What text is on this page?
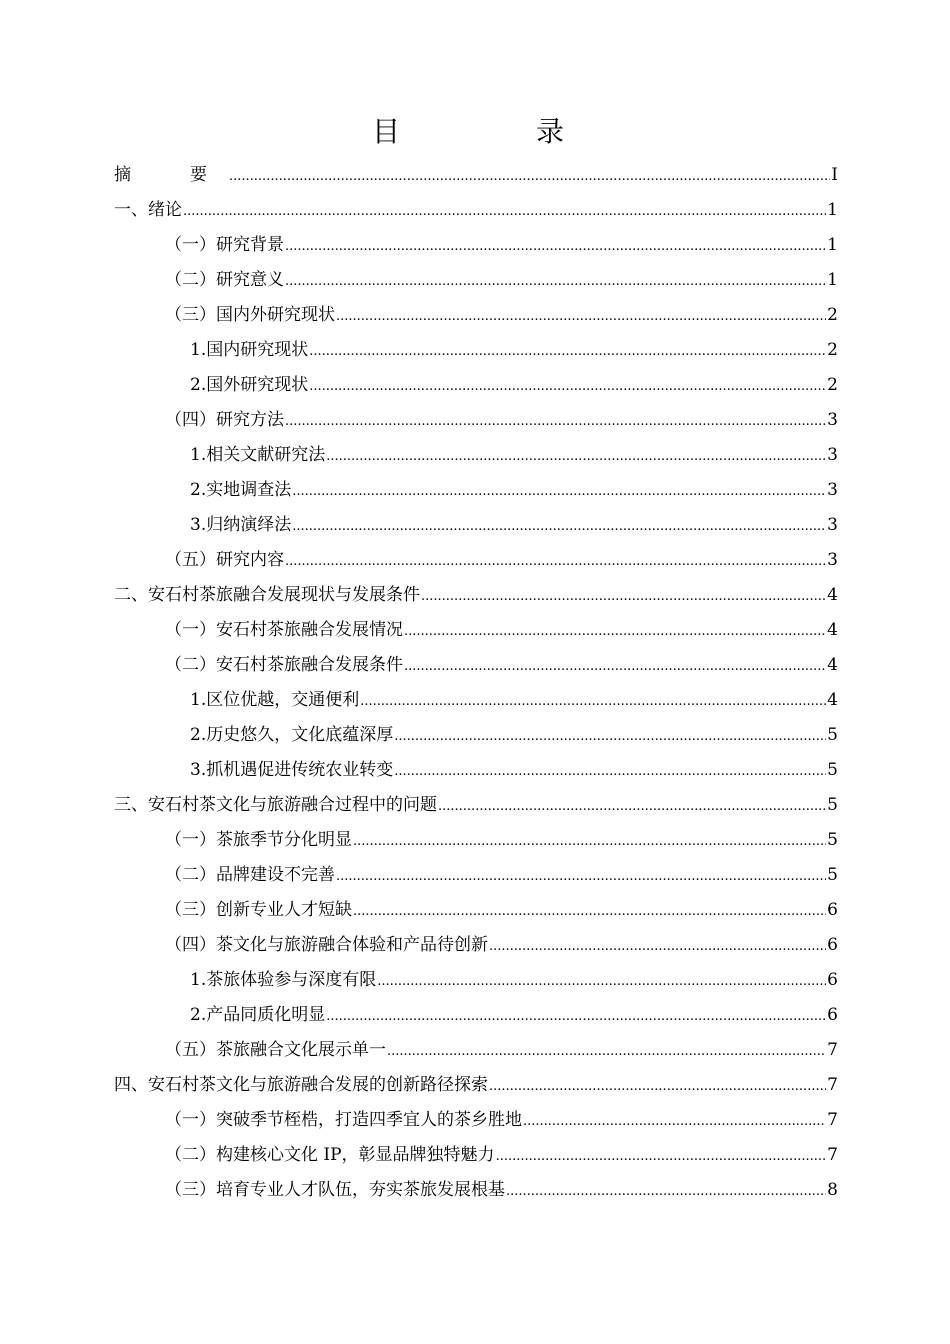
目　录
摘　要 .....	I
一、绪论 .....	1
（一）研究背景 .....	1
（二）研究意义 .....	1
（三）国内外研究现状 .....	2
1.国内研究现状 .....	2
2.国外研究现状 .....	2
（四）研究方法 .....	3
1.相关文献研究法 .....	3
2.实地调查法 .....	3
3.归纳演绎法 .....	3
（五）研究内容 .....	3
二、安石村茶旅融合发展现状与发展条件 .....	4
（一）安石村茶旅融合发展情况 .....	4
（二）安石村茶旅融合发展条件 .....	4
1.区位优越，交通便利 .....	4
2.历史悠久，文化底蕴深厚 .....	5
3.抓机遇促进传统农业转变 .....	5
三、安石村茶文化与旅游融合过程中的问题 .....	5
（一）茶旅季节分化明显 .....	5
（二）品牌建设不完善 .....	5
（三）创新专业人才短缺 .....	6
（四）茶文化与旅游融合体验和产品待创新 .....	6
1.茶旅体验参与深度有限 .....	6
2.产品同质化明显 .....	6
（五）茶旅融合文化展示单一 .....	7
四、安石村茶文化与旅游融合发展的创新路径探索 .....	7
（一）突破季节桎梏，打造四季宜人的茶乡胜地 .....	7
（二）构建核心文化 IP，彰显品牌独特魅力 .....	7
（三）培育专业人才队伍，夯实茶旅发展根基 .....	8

---

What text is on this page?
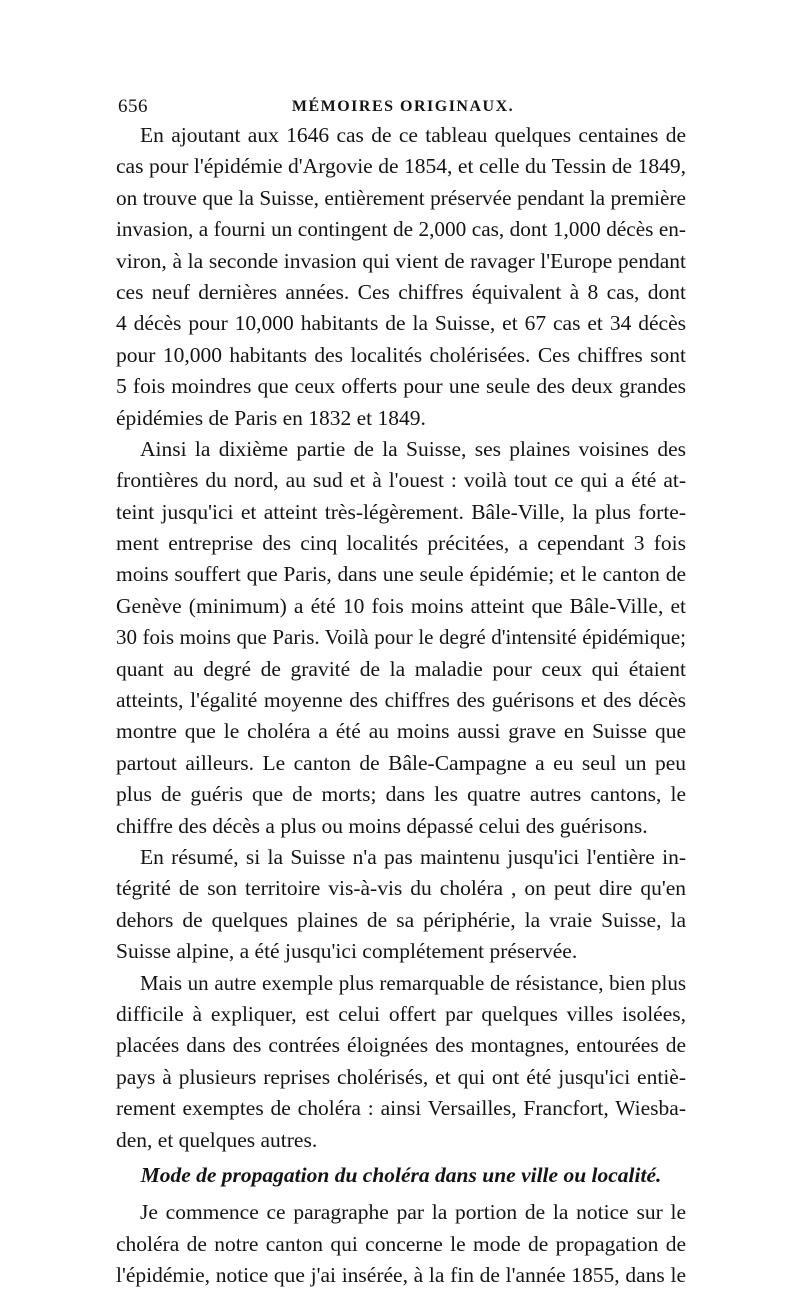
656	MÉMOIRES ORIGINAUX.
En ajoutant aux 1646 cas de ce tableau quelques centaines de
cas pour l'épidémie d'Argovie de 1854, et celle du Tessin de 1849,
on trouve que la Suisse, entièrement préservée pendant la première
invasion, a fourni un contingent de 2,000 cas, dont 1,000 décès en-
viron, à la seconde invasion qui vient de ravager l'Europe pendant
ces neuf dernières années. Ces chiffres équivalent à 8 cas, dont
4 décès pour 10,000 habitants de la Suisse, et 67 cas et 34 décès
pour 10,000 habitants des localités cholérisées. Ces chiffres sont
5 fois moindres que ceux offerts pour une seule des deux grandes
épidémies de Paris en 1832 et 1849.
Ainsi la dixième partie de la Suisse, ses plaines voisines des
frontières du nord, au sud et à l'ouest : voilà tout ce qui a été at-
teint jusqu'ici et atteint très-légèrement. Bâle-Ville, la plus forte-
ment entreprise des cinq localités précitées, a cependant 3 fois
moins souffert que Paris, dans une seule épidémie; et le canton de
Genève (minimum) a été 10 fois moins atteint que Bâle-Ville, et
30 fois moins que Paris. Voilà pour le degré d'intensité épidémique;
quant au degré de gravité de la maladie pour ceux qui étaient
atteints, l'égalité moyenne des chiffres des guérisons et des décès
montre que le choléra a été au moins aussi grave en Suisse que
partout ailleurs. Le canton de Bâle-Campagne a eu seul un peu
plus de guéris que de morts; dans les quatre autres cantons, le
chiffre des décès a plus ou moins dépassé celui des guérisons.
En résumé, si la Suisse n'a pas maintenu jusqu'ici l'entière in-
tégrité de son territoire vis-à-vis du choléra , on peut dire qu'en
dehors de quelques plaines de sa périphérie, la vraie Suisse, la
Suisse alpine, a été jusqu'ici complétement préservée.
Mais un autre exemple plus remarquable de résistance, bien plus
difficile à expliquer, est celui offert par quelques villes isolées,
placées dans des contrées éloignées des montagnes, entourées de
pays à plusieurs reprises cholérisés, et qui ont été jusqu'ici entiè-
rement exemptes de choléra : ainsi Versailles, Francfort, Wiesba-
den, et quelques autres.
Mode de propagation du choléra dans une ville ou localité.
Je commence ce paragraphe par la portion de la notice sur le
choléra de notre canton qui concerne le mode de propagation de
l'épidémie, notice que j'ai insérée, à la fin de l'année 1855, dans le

» **WORK TO COMPLETE**
Using the entries above, tally how many lines have the word "quelques" in them; write the number and nothing more.

» **SOLVED PROBLEM**
4